## Task input
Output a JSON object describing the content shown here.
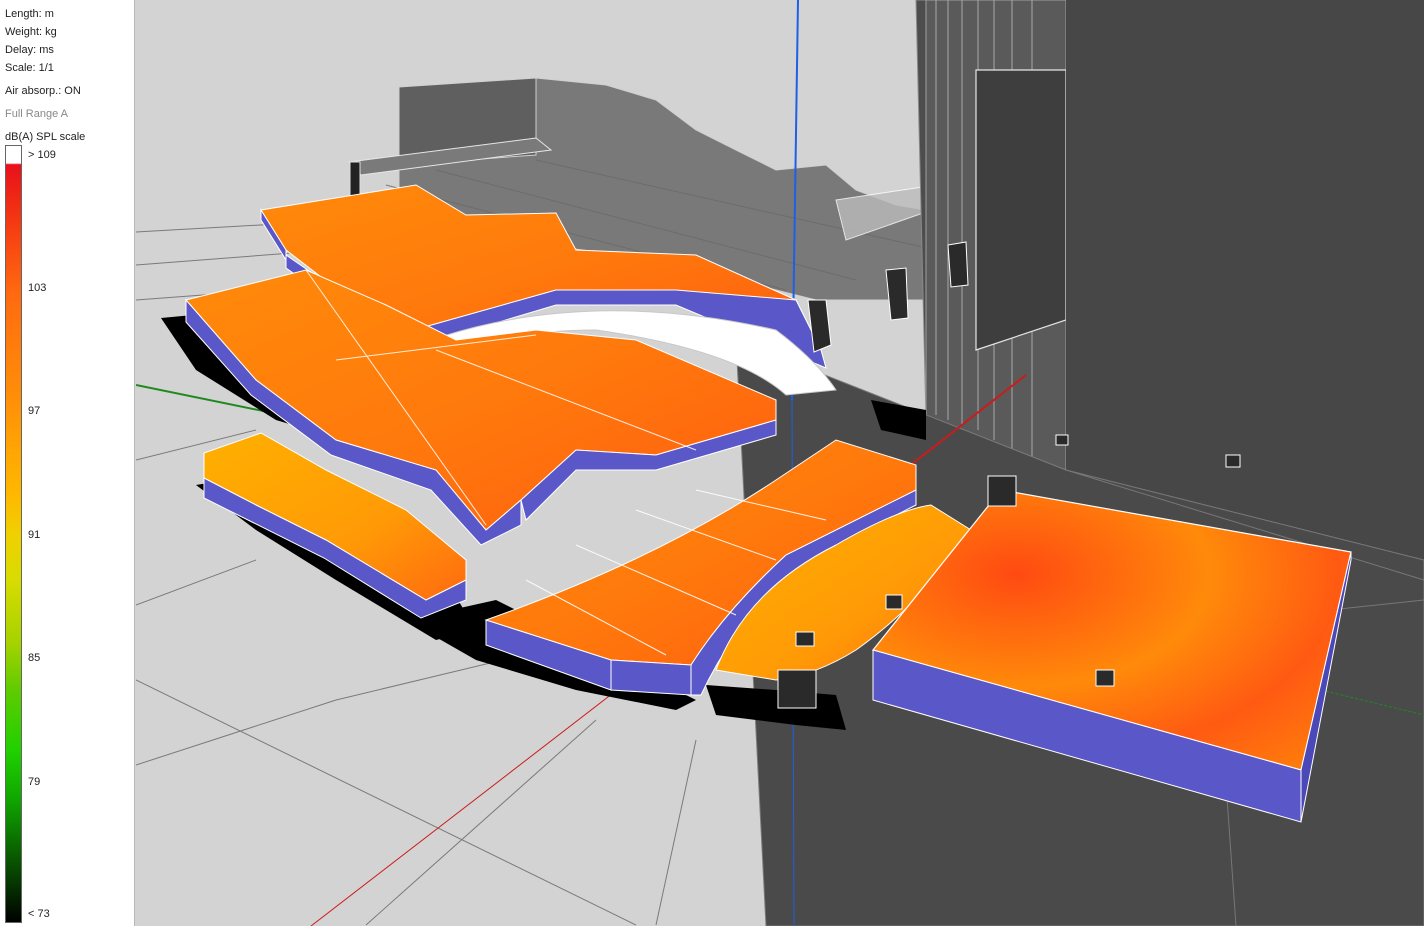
{
  "units": {
    "length": "Length: m",
    "weight": "Weight: kg",
    "delay": "Delay: ms",
    "scale": "Scale: 1/1"
  },
  "air_absorption": "Air absorp.: ON",
  "band": "Full Range A",
  "spl_scale": {
    "title": "dB(A) SPL scale",
    "ticks": [
      "> 109",
      "103",
      "97",
      "91",
      "85",
      "79",
      "< 73"
    ]
  },
  "colors": {
    "background": "#d3d3d3",
    "floor": "#4a4a4a",
    "structure": "#555555",
    "side_faces": "#5a57c8",
    "spl_high": "#ff3a10",
    "spl_mid": "#ff8c0a",
    "spl_low": "#ffc000",
    "axis_x": "#cc1b1b",
    "axis_y": "#1e8a1e",
    "axis_z": "#1e5fe6"
  },
  "icons": {
    "speaker_array": "speaker-array-icon",
    "subwoofer": "subwoofer-icon",
    "fill_speaker": "speaker-icon"
  }
}
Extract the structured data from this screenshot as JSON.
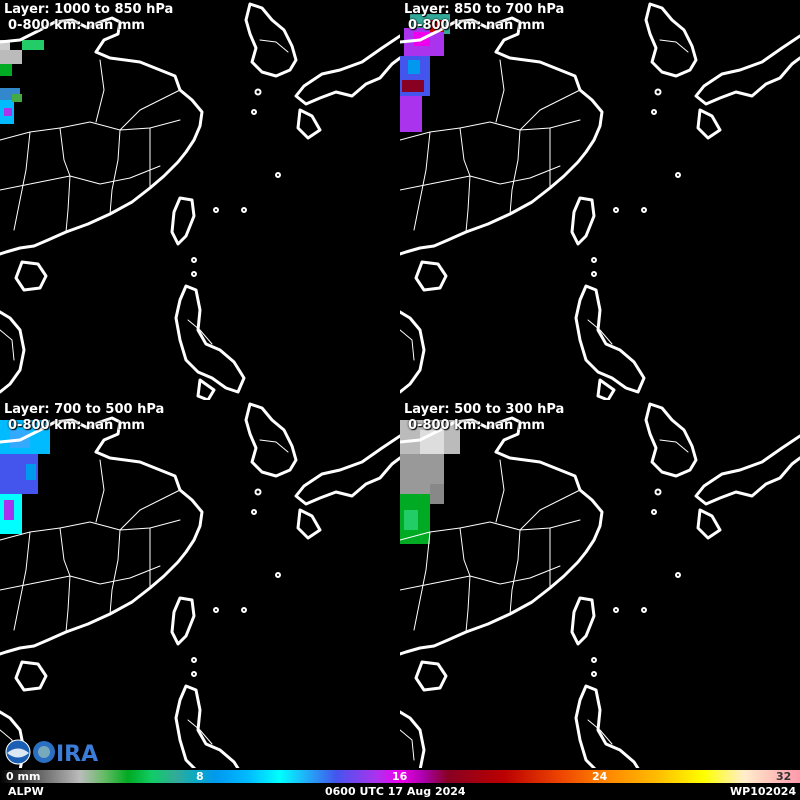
{
  "panels": [
    {
      "layer": "Layer: 1000 to 850 hPa",
      "range": "0-800 km: nan mm"
    },
    {
      "layer": "Layer: 850 to 700 hPa",
      "range": "0-800 km: nan mm"
    },
    {
      "layer": "Layer: 700 to 500 hPa",
      "range": "0-800 km: nan mm"
    },
    {
      "layer": "Layer: 500 to 300 hPa",
      "range": "0-800 km: nan mm"
    }
  ],
  "colorbar": {
    "ticks": [
      "0 mm",
      "8",
      "16",
      "24",
      "32"
    ]
  },
  "footer": {
    "product": "ALPW",
    "time": "0600 UTC 17 Aug 2024",
    "storm_id": "WP102024"
  },
  "logo": {
    "agencies": [
      "NOAA",
      "CIRA"
    ]
  },
  "colors": {
    "coastline": "#ffffff",
    "background": "#000000"
  }
}
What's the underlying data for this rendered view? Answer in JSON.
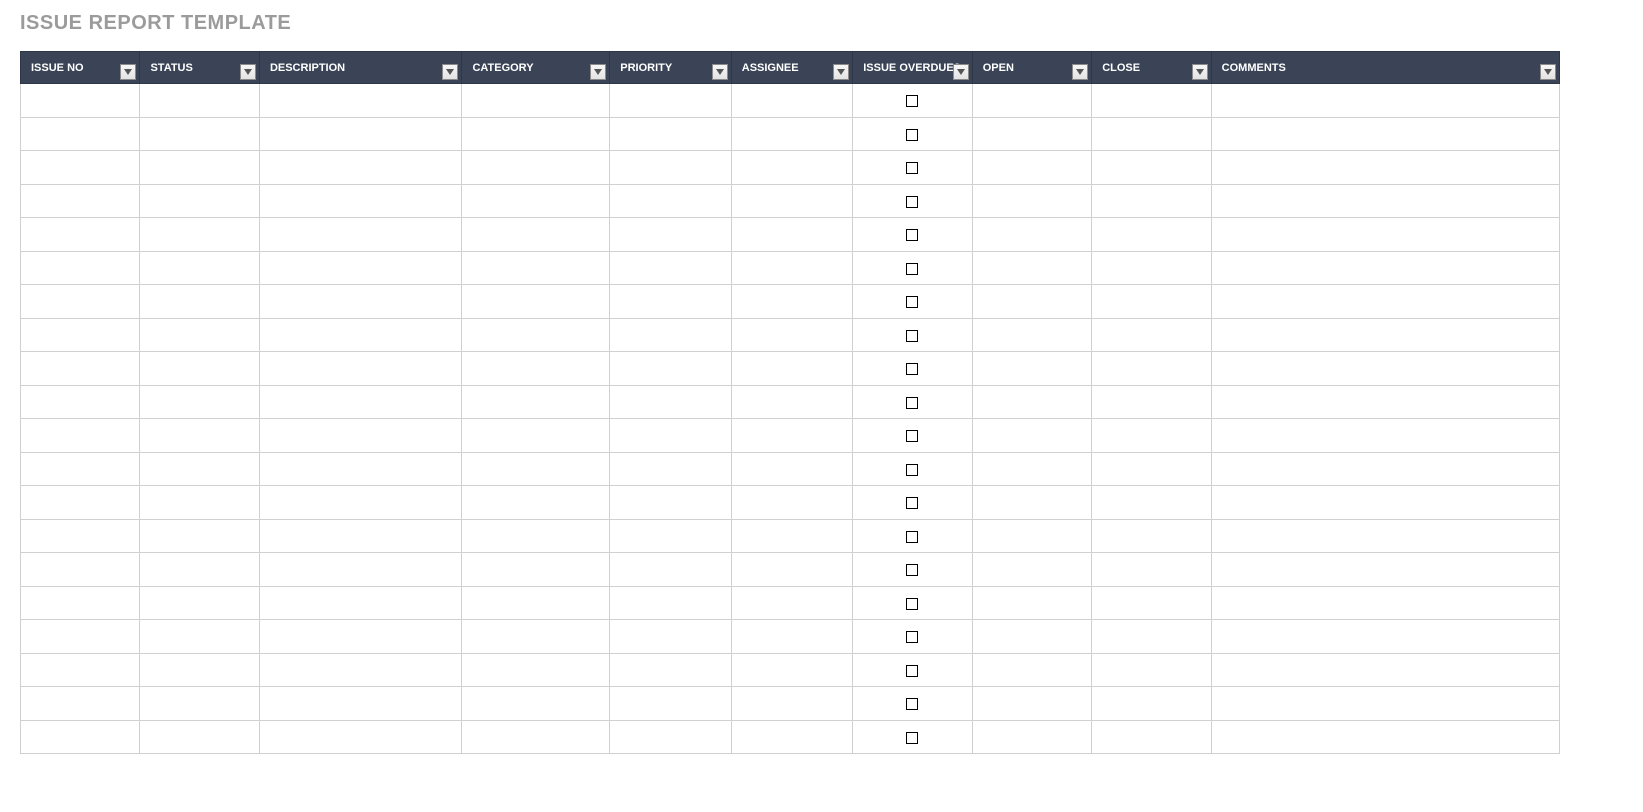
{
  "title": "ISSUE REPORT TEMPLATE",
  "columns": [
    {
      "key": "issue_no",
      "label": "ISSUE NO",
      "filter": true
    },
    {
      "key": "status",
      "label": "STATUS",
      "filter": true
    },
    {
      "key": "description",
      "label": "DESCRIPTION",
      "filter": true
    },
    {
      "key": "category",
      "label": "CATEGORY",
      "filter": true
    },
    {
      "key": "priority",
      "label": "PRIORITY",
      "filter": true
    },
    {
      "key": "assignee",
      "label": "ASSIGNEE",
      "filter": true
    },
    {
      "key": "issue_overdue",
      "label": "ISSUE OVERDUE?",
      "filter": true,
      "checkbox": true
    },
    {
      "key": "open",
      "label": "OPEN",
      "filter": true
    },
    {
      "key": "close",
      "label": "CLOSE",
      "filter": true
    },
    {
      "key": "comments",
      "label": "COMMENTS",
      "filter": true
    }
  ],
  "rows": [
    {
      "issue_no": "",
      "status": "",
      "description": "",
      "category": "",
      "priority": "",
      "assignee": "",
      "issue_overdue": false,
      "open": "",
      "close": "",
      "comments": ""
    },
    {
      "issue_no": "",
      "status": "",
      "description": "",
      "category": "",
      "priority": "",
      "assignee": "",
      "issue_overdue": false,
      "open": "",
      "close": "",
      "comments": ""
    },
    {
      "issue_no": "",
      "status": "",
      "description": "",
      "category": "",
      "priority": "",
      "assignee": "",
      "issue_overdue": false,
      "open": "",
      "close": "",
      "comments": ""
    },
    {
      "issue_no": "",
      "status": "",
      "description": "",
      "category": "",
      "priority": "",
      "assignee": "",
      "issue_overdue": false,
      "open": "",
      "close": "",
      "comments": ""
    },
    {
      "issue_no": "",
      "status": "",
      "description": "",
      "category": "",
      "priority": "",
      "assignee": "",
      "issue_overdue": false,
      "open": "",
      "close": "",
      "comments": ""
    },
    {
      "issue_no": "",
      "status": "",
      "description": "",
      "category": "",
      "priority": "",
      "assignee": "",
      "issue_overdue": false,
      "open": "",
      "close": "",
      "comments": ""
    },
    {
      "issue_no": "",
      "status": "",
      "description": "",
      "category": "",
      "priority": "",
      "assignee": "",
      "issue_overdue": false,
      "open": "",
      "close": "",
      "comments": ""
    },
    {
      "issue_no": "",
      "status": "",
      "description": "",
      "category": "",
      "priority": "",
      "assignee": "",
      "issue_overdue": false,
      "open": "",
      "close": "",
      "comments": ""
    },
    {
      "issue_no": "",
      "status": "",
      "description": "",
      "category": "",
      "priority": "",
      "assignee": "",
      "issue_overdue": false,
      "open": "",
      "close": "",
      "comments": ""
    },
    {
      "issue_no": "",
      "status": "",
      "description": "",
      "category": "",
      "priority": "",
      "assignee": "",
      "issue_overdue": false,
      "open": "",
      "close": "",
      "comments": ""
    },
    {
      "issue_no": "",
      "status": "",
      "description": "",
      "category": "",
      "priority": "",
      "assignee": "",
      "issue_overdue": false,
      "open": "",
      "close": "",
      "comments": ""
    },
    {
      "issue_no": "",
      "status": "",
      "description": "",
      "category": "",
      "priority": "",
      "assignee": "",
      "issue_overdue": false,
      "open": "",
      "close": "",
      "comments": ""
    },
    {
      "issue_no": "",
      "status": "",
      "description": "",
      "category": "",
      "priority": "",
      "assignee": "",
      "issue_overdue": false,
      "open": "",
      "close": "",
      "comments": ""
    },
    {
      "issue_no": "",
      "status": "",
      "description": "",
      "category": "",
      "priority": "",
      "assignee": "",
      "issue_overdue": false,
      "open": "",
      "close": "",
      "comments": ""
    },
    {
      "issue_no": "",
      "status": "",
      "description": "",
      "category": "",
      "priority": "",
      "assignee": "",
      "issue_overdue": false,
      "open": "",
      "close": "",
      "comments": ""
    },
    {
      "issue_no": "",
      "status": "",
      "description": "",
      "category": "",
      "priority": "",
      "assignee": "",
      "issue_overdue": false,
      "open": "",
      "close": "",
      "comments": ""
    },
    {
      "issue_no": "",
      "status": "",
      "description": "",
      "category": "",
      "priority": "",
      "assignee": "",
      "issue_overdue": false,
      "open": "",
      "close": "",
      "comments": ""
    },
    {
      "issue_no": "",
      "status": "",
      "description": "",
      "category": "",
      "priority": "",
      "assignee": "",
      "issue_overdue": false,
      "open": "",
      "close": "",
      "comments": ""
    },
    {
      "issue_no": "",
      "status": "",
      "description": "",
      "category": "",
      "priority": "",
      "assignee": "",
      "issue_overdue": false,
      "open": "",
      "close": "",
      "comments": ""
    },
    {
      "issue_no": "",
      "status": "",
      "description": "",
      "category": "",
      "priority": "",
      "assignee": "",
      "issue_overdue": false,
      "open": "",
      "close": "",
      "comments": ""
    }
  ]
}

## Work instructions
Track down every line with the word "title" and copy it.

## The solution
    "title": "dB(A) SPL scale",
  "title": "ISSUE REPORT TEMPLATE",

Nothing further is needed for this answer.